## What the task requires
Pick out the lines below that contain the string "General" and copy them all.

## Entries shown
▼
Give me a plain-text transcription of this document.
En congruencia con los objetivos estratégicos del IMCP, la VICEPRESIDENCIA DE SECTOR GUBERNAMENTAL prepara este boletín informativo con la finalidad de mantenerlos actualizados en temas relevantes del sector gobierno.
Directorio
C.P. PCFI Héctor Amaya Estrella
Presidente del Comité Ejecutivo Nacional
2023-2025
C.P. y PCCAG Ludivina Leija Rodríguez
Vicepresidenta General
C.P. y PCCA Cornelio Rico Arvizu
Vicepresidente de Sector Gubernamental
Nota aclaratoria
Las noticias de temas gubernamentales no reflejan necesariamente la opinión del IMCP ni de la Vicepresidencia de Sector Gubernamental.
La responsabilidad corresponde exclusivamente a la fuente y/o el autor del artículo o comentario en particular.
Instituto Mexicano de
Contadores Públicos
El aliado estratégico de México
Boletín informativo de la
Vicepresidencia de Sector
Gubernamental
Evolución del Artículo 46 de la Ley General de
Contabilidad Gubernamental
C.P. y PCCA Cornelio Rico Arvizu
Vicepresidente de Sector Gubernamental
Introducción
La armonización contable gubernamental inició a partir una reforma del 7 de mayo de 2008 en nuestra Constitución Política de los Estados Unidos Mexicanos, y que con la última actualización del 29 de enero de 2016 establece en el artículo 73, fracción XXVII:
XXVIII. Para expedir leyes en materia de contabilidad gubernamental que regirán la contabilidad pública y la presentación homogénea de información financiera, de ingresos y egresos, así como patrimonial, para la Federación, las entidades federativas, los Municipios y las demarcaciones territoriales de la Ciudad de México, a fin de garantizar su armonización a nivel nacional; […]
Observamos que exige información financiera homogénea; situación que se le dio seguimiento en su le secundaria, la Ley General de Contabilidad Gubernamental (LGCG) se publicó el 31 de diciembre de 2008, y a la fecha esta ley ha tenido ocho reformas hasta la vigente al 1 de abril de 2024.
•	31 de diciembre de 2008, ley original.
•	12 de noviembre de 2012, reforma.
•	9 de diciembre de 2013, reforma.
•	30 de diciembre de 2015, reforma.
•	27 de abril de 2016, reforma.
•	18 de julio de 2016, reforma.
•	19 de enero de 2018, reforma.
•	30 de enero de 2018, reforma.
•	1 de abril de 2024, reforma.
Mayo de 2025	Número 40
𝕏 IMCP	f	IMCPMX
▲
## Result of the exercise
Vicepresidenta General
Evolución del Artículo 46 de la Ley General de
Observamos que exige información financiera homogénea; situación que se le dio seguimiento en su le secundaria, la Ley General de Contabilidad Gubernamental (LGCG) se publicó el 31 de diciembre de 2008, y a la fecha esta ley ha tenido ocho reformas hasta la vigente al 1 de abril de 2024.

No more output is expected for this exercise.